*Problem to work on*:
Each record needs to be echoed exactly; can you do that?

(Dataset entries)
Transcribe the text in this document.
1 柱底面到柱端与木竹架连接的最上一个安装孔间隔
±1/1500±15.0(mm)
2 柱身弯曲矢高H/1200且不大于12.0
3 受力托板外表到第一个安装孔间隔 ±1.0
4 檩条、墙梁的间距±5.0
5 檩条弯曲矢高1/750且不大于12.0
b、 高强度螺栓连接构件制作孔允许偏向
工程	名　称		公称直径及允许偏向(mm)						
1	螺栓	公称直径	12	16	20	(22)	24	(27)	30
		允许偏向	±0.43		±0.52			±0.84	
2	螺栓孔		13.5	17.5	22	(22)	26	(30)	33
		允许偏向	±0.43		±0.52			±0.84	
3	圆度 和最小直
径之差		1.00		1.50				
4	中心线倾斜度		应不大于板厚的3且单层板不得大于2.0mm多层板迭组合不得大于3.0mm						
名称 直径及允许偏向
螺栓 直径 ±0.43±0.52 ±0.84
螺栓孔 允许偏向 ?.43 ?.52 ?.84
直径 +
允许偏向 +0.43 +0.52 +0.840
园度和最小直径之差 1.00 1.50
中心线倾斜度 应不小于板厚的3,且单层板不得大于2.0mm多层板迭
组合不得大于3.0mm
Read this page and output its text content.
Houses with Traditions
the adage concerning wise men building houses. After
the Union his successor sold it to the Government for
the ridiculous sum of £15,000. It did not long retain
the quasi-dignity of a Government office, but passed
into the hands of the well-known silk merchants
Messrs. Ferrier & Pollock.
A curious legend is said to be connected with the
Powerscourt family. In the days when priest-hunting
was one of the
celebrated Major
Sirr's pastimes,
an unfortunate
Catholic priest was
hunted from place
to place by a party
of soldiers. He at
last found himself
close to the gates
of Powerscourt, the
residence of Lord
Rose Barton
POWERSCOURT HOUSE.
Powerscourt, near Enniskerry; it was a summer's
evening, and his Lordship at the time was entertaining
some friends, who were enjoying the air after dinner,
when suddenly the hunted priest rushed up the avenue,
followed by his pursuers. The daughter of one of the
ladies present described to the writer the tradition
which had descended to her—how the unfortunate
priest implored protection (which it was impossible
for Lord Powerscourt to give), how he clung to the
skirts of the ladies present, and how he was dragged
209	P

*Correct response*:
Transcribe the text in this document.
1 柱底面到柱端与木竹架连接的最上一个安装孔间隔
±1/1500±15.0(mm)
2 柱身弯曲矢高H/1200且不大于12.0
3 受力托板外表到第一个安装孔间隔 ±1.0
4 檩条、墙梁的间距±5.0
5 檩条弯曲矢高1/750且不大于12.0
b、 高强度螺栓连接构件制作孔允许偏向
工程	名　称		公称直径及允许偏向(mm)						
1	螺栓	公称直径	12	16	20	(22)	24	(27)	30
		允许偏向	±0.43		±0.52			±0.84	
2	螺栓孔		13.5	17.5	22	(22)	26	(30)	33
		允许偏向	±0.43		±0.52			±0.84	
3	圆度 和最小直
径之差		1.00		1.50				
4	中心线倾斜度		应不大于板厚的3且单层板不得大于2.0mm多层板迭组合不得大于3.0mm						
名称 直径及允许偏向
螺栓 直径 ±0.43±0.52 ±0.84
螺栓孔 允许偏向 ?.43 ?.52 ?.84
直径 +
允许偏向 +0.43 +0.52 +0.840
园度和最小直径之差 1.00 1.50
中心线倾斜度 应不小于板厚的3,且单层板不得大于2.0mm多层板迭
组合不得大于3.0mm
Read this page and output its text content.
Houses with Traditions
the adage concerning wise men building houses. After
the Union his successor sold it to the Government for
the ridiculous sum of £15,000. It did not long retain
the quasi-dignity of a Government office, but passed
into the hands of the well-known silk merchants
Messrs. Ferrier & Pollock.
A curious legend is said to be connected with the
Powerscourt family. In the days when priest-hunting
was one of the
celebrated Major
Sirr's pastimes,
an unfortunate
Catholic priest was
hunted from place
to place by a party
of soldiers. He at
last found himself
close to the gates
of Powerscourt, the
residence of Lord
Rose Barton
POWERSCOURT HOUSE.
Powerscourt, near Enniskerry; it was a summer's
evening, and his Lordship at the time was entertaining
some friends, who were enjoying the air after dinner,
when suddenly the hunted priest rushed up the avenue,
followed by his pursuers. The daughter of one of the
ladies present described to the writer the tradition
which had descended to her—how the unfortunate
priest implored protection (which it was impossible
for Lord Powerscourt to give), how he clung to the
skirts of the ladies present, and how he was dragged
209	P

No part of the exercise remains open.